====== GIVEN DATA ======

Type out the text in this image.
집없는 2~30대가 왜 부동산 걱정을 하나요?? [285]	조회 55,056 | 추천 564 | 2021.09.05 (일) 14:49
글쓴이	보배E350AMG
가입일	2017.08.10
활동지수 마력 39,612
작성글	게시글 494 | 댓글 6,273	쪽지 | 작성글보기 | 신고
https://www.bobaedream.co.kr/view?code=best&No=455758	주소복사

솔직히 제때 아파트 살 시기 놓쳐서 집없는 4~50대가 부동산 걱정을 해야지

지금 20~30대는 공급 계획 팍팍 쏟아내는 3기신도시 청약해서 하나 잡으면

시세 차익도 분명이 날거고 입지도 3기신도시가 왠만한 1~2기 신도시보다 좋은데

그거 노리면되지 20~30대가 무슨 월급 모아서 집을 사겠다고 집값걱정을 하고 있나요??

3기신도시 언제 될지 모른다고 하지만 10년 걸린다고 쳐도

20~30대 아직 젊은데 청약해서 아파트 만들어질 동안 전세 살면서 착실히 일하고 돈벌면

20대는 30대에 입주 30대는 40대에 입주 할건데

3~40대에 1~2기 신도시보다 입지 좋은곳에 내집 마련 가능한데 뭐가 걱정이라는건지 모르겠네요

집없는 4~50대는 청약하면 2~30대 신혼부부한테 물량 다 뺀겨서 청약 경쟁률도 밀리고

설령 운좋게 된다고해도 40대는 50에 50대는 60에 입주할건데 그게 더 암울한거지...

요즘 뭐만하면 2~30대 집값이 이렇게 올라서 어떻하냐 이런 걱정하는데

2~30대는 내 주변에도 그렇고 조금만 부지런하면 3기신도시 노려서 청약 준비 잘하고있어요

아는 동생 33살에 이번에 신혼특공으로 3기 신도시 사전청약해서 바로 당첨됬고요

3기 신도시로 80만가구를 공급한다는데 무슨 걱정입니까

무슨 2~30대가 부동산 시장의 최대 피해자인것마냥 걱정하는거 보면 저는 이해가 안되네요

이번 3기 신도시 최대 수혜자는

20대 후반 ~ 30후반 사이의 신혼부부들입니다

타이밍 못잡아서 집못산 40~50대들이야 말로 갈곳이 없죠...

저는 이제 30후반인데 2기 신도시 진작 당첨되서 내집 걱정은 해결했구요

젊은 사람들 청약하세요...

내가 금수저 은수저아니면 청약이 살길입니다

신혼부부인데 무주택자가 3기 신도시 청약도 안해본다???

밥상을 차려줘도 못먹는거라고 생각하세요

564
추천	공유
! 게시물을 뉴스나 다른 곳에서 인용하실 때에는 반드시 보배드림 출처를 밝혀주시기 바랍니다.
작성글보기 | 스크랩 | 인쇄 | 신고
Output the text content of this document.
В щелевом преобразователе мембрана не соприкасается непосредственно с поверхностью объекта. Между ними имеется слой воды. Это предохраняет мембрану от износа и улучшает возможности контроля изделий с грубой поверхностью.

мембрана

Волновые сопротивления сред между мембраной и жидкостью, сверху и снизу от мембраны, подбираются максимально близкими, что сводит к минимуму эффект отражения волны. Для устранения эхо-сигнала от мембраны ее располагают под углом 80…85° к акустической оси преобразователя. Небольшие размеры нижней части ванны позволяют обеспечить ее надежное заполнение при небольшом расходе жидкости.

======

TASK BRIEF: Extract the listing in its entirety and repeat it exactly.

TASK ANSWER:
Type out the text in this image.
집없는 2~30대가 왜 부동산 걱정을 하나요?? [285]	조회 55,056 | 추천 564 | 2021.09.05 (일) 14:49
글쓴이	보배E350AMG
가입일	2017.08.10
활동지수 마력 39,612
작성글	게시글 494 | 댓글 6,273	쪽지 | 작성글보기 | 신고
https://www.bobaedream.co.kr/view?code=best&No=455758	주소복사

솔직히 제때 아파트 살 시기 놓쳐서 집없는 4~50대가 부동산 걱정을 해야지

지금 20~30대는 공급 계획 팍팍 쏟아내는 3기신도시 청약해서 하나 잡으면

시세 차익도 분명이 날거고 입지도 3기신도시가 왠만한 1~2기 신도시보다 좋은데

그거 노리면되지 20~30대가 무슨 월급 모아서 집을 사겠다고 집값걱정을 하고 있나요??

3기신도시 언제 될지 모른다고 하지만 10년 걸린다고 쳐도

20~30대 아직 젊은데 청약해서 아파트 만들어질 동안 전세 살면서 착실히 일하고 돈벌면

20대는 30대에 입주 30대는 40대에 입주 할건데

3~40대에 1~2기 신도시보다 입지 좋은곳에 내집 마련 가능한데 뭐가 걱정이라는건지 모르겠네요

집없는 4~50대는 청약하면 2~30대 신혼부부한테 물량 다 뺀겨서 청약 경쟁률도 밀리고

설령 운좋게 된다고해도 40대는 50에 50대는 60에 입주할건데 그게 더 암울한거지...

요즘 뭐만하면 2~30대 집값이 이렇게 올라서 어떻하냐 이런 걱정하는데

2~30대는 내 주변에도 그렇고 조금만 부지런하면 3기신도시 노려서 청약 준비 잘하고있어요

아는 동생 33살에 이번에 신혼특공으로 3기 신도시 사전청약해서 바로 당첨됬고요

3기 신도시로 80만가구를 공급한다는데 무슨 걱정입니까

무슨 2~30대가 부동산 시장의 최대 피해자인것마냥 걱정하는거 보면 저는 이해가 안되네요

이번 3기 신도시 최대 수혜자는

20대 후반 ~ 30후반 사이의 신혼부부들입니다

타이밍 못잡아서 집못산 40~50대들이야 말로 갈곳이 없죠...

저는 이제 30후반인데 2기 신도시 진작 당첨되서 내집 걱정은 해결했구요

젊은 사람들 청약하세요...

내가 금수저 은수저아니면 청약이 살길입니다

신혼부부인데 무주택자가 3기 신도시 청약도 안해본다???

밥상을 차려줘도 못먹는거라고 생각하세요

564
추천	공유
! 게시물을 뉴스나 다른 곳에서 인용하실 때에는 반드시 보배드림 출처를 밝혀주시기 바랍니다.
작성글보기 | 스크랩 | 인쇄 | 신고
Output the text content of this document.
В щелевом преобразователе мембрана не соприкасается непосредственно с поверхностью объекта. Между ними имеется слой воды. Это предохраняет мембрану от износа и улучшает возможности контроля изделий с грубой поверхностью.

мембрана

Волновые сопротивления сред между мембраной и жидкостью, сверху и снизу от мембраны, подбираются максимально близкими, что сводит к минимуму эффект отражения волны. Для устранения эхо-сигнала от мембраны ее располагают под углом 80…85° к акустической оси преобразователя. Небольшие размеры нижней части ванны позволяют обеспечить ее надежное заполнение при небольшом расходе жидкости.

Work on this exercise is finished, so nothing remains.